> [Task to carry out]
Across the entries below, count the lines in which the word "niet" occurs. Reply with the count alone.

> [Material supplied]
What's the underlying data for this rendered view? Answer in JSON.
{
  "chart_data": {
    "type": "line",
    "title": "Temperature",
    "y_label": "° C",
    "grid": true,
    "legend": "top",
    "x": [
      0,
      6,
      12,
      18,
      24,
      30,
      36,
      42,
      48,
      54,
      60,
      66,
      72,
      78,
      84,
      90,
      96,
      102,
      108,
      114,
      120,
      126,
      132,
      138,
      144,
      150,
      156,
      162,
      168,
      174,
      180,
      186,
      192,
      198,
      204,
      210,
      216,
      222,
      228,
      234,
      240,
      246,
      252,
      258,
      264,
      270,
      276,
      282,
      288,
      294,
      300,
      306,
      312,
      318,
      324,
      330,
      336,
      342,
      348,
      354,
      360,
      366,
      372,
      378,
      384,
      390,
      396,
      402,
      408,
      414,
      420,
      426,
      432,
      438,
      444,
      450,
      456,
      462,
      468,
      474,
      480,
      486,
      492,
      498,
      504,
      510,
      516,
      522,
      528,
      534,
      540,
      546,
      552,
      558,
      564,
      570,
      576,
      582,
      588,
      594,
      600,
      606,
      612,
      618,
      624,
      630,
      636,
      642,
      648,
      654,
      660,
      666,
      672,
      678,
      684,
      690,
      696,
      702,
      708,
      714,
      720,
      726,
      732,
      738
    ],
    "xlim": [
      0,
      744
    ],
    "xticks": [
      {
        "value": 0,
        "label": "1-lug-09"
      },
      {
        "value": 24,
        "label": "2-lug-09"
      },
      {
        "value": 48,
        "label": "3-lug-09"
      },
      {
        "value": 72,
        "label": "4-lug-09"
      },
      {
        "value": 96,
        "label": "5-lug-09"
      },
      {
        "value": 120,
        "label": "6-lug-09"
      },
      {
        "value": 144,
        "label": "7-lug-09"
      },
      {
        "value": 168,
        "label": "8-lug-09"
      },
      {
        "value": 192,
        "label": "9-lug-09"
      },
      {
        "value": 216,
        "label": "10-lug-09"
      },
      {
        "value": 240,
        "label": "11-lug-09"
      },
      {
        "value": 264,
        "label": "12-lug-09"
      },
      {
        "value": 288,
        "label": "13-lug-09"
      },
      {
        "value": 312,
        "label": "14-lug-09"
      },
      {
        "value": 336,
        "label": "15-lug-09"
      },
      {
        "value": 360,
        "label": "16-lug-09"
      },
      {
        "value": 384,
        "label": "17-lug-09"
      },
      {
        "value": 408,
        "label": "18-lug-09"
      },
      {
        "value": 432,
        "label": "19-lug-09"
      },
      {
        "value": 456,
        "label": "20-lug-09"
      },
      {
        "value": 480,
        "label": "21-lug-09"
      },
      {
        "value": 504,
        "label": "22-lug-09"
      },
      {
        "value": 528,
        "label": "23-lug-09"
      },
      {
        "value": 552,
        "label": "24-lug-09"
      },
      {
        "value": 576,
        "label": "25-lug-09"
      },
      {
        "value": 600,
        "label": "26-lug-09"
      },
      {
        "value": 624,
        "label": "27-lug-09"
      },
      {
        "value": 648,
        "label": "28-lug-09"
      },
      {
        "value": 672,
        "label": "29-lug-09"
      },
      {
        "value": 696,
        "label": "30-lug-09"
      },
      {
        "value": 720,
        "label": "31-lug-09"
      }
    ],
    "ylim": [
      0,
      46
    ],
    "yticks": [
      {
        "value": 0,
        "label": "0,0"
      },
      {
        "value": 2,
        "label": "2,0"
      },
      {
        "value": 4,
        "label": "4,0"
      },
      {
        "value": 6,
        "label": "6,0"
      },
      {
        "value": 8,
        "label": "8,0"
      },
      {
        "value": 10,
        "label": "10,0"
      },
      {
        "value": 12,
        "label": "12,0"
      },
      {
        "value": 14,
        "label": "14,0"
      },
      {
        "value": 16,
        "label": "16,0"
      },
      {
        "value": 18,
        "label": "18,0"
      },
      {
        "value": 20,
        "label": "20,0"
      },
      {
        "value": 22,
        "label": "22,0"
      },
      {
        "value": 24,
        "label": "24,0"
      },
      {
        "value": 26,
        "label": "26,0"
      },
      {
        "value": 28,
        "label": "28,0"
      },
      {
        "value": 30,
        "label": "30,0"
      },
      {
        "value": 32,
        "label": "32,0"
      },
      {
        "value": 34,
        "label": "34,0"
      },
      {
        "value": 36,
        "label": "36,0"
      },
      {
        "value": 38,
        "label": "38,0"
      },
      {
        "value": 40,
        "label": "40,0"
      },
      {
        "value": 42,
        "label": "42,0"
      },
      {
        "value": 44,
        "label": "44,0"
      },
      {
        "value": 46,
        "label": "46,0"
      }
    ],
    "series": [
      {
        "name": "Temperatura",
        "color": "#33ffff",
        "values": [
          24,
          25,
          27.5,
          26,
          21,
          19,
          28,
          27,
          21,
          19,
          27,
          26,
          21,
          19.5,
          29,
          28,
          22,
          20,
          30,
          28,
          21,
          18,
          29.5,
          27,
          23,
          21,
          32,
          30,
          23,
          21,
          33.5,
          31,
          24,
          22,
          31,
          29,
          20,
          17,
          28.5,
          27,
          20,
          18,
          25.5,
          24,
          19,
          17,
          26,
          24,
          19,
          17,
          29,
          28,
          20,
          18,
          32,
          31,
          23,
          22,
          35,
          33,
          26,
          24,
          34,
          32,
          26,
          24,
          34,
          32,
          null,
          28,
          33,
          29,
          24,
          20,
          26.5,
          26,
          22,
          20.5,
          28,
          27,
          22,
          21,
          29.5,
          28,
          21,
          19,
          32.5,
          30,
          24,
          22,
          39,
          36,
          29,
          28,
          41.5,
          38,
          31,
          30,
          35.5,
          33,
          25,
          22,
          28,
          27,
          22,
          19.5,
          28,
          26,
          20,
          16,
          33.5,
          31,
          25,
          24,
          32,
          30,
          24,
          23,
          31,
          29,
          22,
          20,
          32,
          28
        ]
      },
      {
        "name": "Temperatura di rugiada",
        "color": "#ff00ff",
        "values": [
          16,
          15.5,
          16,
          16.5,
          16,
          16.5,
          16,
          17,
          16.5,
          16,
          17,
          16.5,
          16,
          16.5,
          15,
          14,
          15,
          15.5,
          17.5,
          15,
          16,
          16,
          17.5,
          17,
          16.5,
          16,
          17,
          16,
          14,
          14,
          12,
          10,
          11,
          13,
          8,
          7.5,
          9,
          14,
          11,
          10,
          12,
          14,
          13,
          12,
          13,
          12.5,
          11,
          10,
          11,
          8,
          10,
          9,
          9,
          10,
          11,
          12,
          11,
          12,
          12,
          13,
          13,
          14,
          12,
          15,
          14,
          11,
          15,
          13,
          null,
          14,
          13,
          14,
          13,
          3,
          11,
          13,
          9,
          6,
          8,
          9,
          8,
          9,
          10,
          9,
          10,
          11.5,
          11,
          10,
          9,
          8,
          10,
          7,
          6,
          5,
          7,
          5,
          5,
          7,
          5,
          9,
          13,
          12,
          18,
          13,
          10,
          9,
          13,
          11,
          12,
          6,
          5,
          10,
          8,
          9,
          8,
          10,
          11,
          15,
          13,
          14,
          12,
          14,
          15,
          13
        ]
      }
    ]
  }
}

* * *

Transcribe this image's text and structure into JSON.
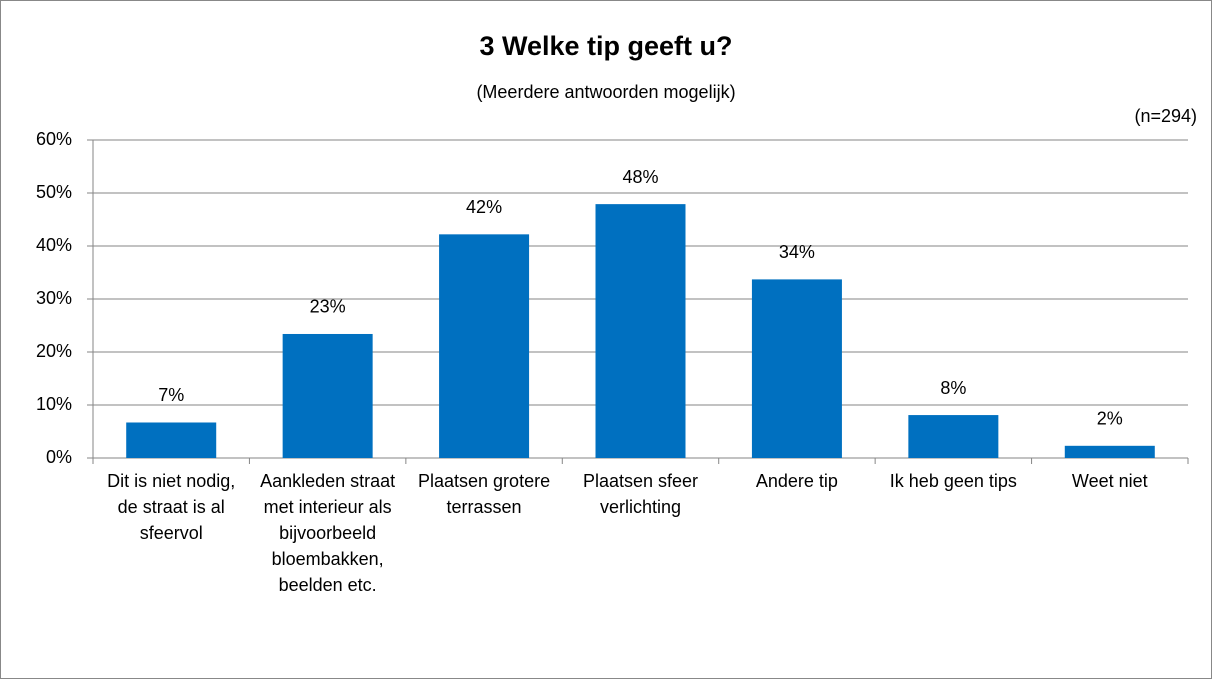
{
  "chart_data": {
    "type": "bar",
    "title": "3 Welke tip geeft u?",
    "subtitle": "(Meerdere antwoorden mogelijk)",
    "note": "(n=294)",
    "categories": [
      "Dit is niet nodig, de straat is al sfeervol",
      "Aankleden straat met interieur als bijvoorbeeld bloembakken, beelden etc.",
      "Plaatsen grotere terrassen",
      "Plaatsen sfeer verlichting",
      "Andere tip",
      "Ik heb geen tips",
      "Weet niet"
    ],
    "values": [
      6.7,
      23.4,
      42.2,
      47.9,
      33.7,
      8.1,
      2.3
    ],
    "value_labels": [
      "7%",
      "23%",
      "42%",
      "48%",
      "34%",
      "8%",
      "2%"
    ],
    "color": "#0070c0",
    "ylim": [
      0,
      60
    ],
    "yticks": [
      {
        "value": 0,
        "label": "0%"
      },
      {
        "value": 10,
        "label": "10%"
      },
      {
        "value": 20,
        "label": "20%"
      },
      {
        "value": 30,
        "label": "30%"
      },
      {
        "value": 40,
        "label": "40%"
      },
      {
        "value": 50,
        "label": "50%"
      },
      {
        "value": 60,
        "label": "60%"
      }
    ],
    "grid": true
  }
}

> [Exercise solution]
2